— START RECORDS FOR THE TASK —

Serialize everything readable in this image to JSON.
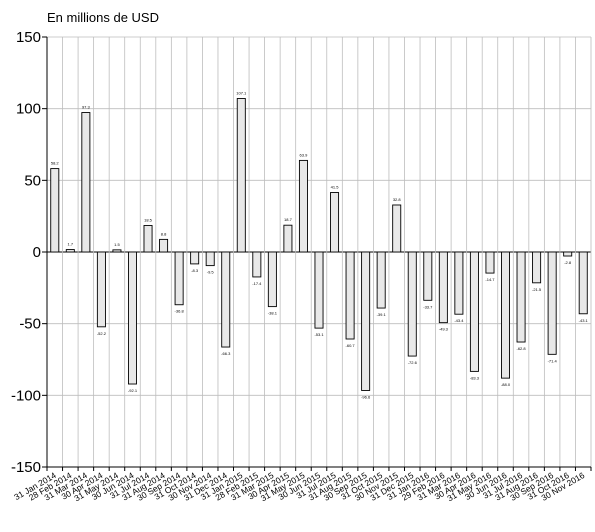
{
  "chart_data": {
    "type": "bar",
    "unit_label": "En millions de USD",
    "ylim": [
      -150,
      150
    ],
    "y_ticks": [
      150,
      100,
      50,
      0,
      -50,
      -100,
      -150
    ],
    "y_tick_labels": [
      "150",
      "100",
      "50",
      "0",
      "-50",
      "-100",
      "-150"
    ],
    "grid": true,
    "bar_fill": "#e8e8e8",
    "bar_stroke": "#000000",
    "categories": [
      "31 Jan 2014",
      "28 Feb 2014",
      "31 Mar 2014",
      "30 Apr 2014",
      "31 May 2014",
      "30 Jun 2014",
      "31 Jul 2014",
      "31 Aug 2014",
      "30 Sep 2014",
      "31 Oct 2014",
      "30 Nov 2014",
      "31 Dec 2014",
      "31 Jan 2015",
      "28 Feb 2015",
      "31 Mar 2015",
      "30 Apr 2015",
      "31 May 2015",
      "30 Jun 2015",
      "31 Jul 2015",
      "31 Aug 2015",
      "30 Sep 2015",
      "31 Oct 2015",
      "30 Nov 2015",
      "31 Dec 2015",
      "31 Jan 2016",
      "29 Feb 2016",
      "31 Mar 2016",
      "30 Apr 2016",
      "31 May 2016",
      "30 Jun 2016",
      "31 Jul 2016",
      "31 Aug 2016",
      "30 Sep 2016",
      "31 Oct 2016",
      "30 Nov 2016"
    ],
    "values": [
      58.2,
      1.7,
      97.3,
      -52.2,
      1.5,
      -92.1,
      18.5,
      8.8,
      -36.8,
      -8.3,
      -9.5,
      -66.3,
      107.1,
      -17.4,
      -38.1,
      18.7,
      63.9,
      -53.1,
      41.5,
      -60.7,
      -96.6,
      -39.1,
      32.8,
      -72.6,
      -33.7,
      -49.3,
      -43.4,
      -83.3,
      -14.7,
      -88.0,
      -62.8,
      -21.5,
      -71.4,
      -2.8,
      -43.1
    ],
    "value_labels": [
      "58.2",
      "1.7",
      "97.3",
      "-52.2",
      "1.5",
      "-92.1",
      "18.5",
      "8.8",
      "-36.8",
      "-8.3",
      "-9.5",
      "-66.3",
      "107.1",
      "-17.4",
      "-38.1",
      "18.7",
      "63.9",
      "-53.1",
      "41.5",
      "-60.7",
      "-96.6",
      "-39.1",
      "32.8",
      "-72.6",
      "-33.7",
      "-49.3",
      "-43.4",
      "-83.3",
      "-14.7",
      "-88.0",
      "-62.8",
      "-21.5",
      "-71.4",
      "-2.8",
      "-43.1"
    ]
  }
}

— END RECORDS FOR THE TASK —
— START RECORDS FOR THE TASK —

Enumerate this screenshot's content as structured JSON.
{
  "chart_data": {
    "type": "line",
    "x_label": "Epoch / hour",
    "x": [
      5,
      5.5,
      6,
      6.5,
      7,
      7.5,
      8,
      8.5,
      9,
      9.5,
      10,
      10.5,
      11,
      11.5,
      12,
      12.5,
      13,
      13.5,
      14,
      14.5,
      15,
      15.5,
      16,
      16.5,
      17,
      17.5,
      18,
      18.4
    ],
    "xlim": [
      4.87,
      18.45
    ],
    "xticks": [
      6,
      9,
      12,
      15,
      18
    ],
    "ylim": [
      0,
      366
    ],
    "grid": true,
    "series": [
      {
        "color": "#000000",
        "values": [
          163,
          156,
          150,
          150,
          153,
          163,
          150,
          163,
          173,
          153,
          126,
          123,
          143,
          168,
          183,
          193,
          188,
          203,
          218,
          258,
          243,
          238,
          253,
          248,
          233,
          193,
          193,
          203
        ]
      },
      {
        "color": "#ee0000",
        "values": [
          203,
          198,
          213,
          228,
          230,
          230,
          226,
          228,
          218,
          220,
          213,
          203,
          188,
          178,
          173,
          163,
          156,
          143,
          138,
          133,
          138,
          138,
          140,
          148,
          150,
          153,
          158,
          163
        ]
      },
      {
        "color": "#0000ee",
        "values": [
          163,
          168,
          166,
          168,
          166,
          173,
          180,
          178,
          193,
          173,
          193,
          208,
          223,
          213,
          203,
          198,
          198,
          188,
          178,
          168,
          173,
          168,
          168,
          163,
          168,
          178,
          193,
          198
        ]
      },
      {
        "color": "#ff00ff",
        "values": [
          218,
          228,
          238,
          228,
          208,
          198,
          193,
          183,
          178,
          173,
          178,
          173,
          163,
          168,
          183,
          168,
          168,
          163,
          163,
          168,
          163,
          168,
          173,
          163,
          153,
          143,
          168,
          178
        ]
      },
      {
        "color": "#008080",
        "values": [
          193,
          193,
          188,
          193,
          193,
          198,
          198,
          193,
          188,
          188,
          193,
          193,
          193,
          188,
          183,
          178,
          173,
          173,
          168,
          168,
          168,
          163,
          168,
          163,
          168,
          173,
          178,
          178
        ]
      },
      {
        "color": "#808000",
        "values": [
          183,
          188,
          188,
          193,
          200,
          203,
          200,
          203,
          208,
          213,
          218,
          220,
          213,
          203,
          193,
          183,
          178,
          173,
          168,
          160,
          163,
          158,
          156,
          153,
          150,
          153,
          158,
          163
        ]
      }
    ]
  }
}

— END RECORDS FOR THE TASK —
— START RECORDS FOR THE TASK —

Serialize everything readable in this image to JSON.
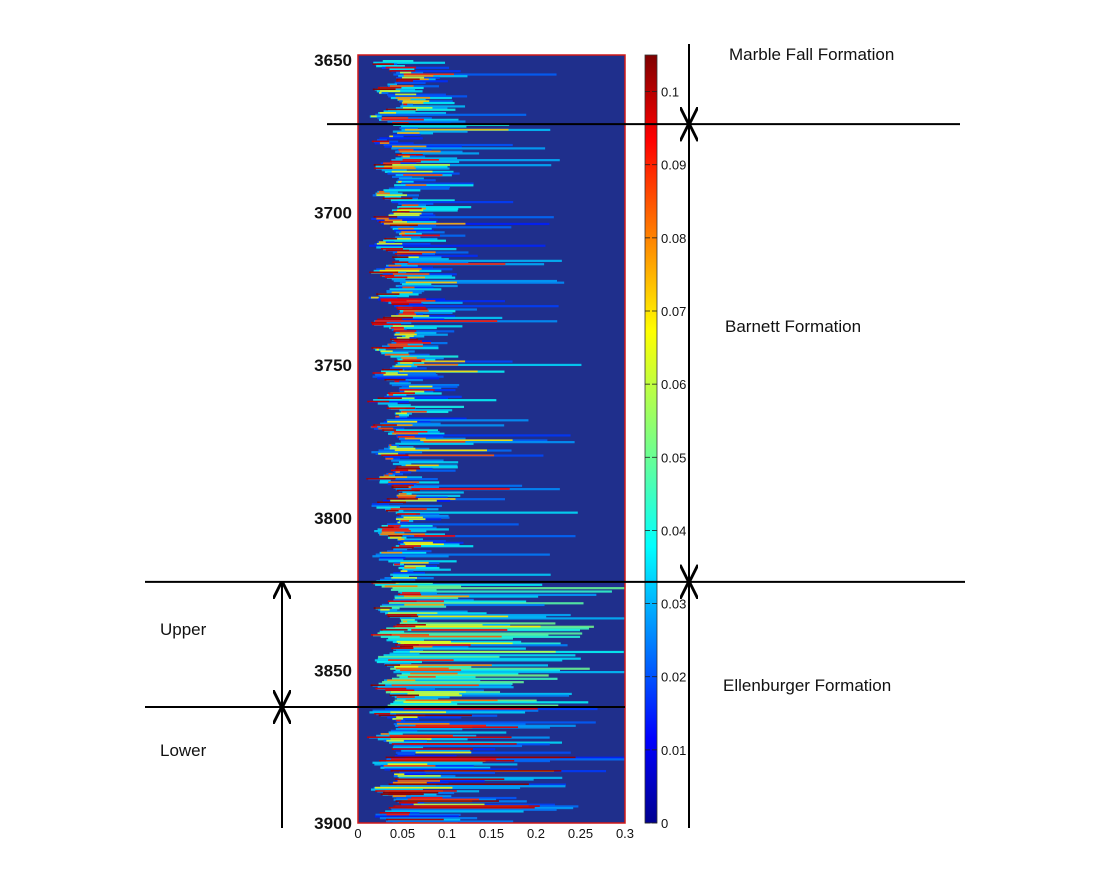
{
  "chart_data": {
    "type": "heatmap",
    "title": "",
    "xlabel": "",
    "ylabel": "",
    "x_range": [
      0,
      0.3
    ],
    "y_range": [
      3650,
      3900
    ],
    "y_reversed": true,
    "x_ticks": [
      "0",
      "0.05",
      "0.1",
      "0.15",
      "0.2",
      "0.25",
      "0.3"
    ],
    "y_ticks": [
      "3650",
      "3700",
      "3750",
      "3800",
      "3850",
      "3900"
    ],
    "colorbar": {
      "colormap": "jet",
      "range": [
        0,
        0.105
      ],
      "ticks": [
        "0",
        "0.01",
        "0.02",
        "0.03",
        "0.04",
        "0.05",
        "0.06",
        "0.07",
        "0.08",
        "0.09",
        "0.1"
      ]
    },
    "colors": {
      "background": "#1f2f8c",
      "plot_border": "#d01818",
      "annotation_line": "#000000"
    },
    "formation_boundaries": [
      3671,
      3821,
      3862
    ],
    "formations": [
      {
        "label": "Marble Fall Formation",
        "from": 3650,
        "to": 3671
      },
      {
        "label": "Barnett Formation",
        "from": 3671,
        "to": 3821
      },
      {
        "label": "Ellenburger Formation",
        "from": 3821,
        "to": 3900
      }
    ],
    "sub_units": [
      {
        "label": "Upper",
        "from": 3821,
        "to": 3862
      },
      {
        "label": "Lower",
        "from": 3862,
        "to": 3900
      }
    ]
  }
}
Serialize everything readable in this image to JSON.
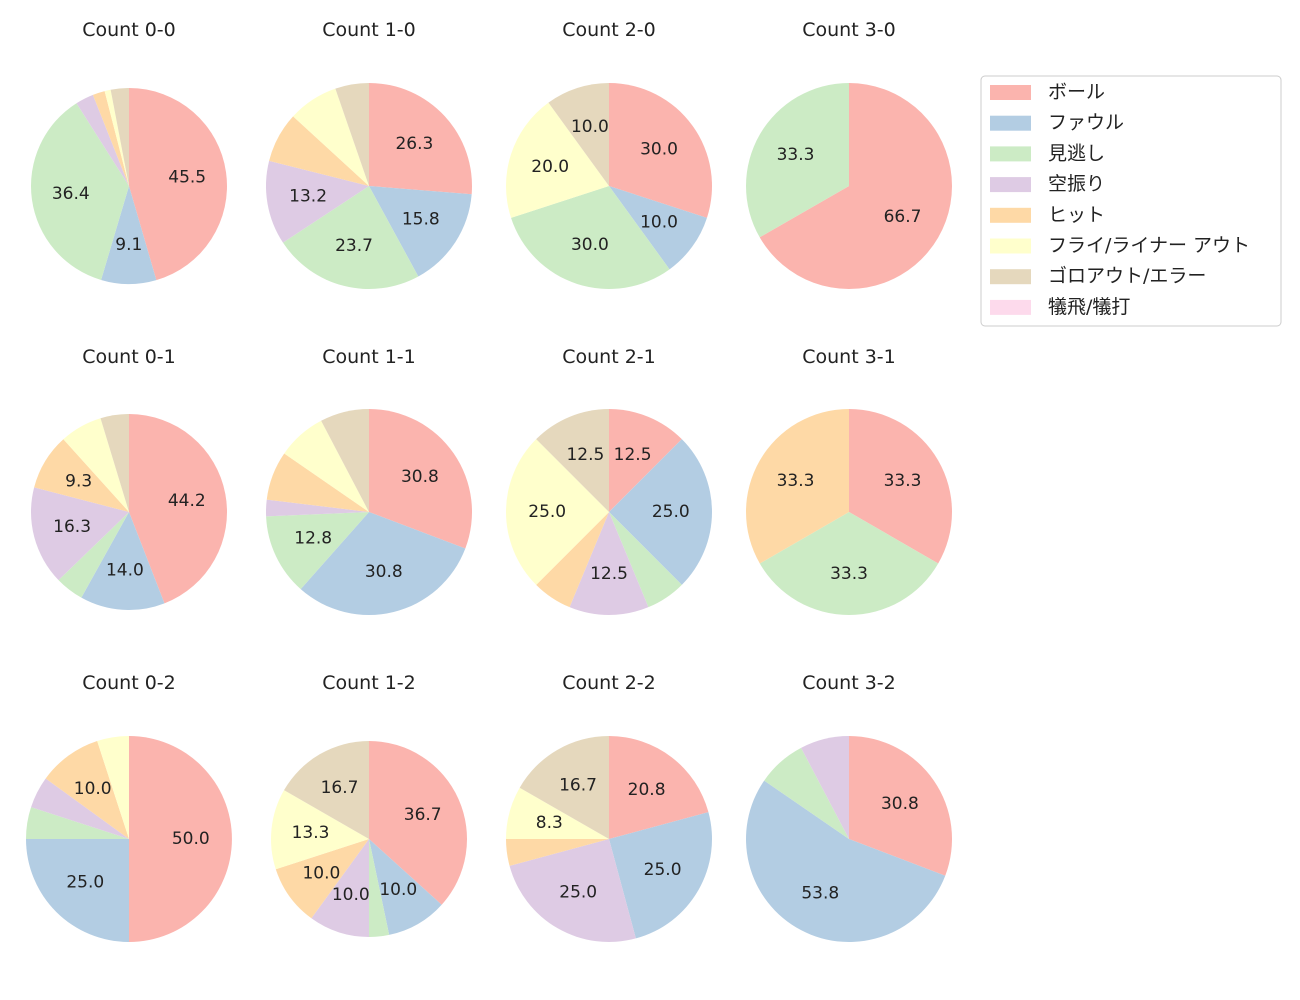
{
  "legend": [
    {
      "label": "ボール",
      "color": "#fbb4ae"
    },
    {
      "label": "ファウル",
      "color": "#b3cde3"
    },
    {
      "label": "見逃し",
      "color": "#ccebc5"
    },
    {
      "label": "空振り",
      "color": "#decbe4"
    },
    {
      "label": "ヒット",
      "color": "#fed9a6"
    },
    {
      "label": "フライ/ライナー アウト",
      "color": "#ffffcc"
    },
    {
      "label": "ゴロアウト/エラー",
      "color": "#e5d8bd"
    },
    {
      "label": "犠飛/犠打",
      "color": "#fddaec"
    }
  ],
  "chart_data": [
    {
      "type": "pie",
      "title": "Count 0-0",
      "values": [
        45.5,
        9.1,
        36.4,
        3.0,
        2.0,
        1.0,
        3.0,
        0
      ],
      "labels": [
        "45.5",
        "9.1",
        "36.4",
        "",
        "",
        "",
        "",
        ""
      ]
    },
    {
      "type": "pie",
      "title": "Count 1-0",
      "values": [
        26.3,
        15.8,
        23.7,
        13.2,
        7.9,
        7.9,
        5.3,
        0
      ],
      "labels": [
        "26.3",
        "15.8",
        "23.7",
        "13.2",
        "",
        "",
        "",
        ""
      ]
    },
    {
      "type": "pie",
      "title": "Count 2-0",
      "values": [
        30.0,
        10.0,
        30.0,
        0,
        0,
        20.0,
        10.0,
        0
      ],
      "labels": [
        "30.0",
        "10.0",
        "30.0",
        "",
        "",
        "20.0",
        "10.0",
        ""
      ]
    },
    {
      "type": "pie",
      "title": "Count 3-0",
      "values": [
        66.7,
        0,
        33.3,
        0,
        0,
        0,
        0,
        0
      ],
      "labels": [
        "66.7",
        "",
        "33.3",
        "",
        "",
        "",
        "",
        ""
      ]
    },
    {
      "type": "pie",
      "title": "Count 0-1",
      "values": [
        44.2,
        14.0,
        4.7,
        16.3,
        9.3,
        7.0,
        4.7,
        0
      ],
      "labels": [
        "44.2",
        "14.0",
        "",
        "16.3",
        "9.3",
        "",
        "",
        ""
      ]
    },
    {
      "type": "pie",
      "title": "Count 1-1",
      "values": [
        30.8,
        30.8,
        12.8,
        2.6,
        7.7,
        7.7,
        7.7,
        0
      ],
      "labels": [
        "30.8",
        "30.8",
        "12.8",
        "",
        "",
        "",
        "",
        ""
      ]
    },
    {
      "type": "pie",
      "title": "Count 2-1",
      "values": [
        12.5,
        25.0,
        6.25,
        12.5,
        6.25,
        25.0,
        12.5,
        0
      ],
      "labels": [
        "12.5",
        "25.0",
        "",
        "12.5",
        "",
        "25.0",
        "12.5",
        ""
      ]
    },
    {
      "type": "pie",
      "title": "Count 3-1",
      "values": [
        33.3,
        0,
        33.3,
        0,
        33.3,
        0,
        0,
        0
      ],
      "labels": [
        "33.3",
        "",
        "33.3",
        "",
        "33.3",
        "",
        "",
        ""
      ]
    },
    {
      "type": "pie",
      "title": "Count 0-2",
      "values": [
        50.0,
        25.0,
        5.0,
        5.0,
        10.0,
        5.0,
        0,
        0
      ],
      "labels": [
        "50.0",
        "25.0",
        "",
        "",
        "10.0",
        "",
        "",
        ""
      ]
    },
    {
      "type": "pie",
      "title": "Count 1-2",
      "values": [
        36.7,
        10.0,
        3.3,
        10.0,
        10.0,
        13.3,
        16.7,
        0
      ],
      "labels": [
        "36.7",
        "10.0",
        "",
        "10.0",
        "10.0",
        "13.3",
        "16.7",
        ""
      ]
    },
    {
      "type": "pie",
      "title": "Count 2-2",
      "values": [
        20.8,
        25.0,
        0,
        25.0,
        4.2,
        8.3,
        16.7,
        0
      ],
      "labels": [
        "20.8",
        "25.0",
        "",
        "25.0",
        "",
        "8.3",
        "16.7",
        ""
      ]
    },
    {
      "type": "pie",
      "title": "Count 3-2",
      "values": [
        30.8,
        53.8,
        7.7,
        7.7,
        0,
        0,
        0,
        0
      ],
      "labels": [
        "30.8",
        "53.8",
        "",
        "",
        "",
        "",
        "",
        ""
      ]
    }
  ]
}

— END RECORDS FOR THE TASK —

Each line above that holds the string "Count" should be copied and shown.

      "title": "Count 0-0",
      "title": "Count 1-0",
      "title": "Count 2-0",
      "title": "Count 3-0",
      "title": "Count 0-1",
      "title": "Count 1-1",
      "title": "Count 2-1",
      "title": "Count 3-1",
      "title": "Count 0-2",
      "title": "Count 1-2",
      "title": "Count 2-2",
      "title": "Count 3-2",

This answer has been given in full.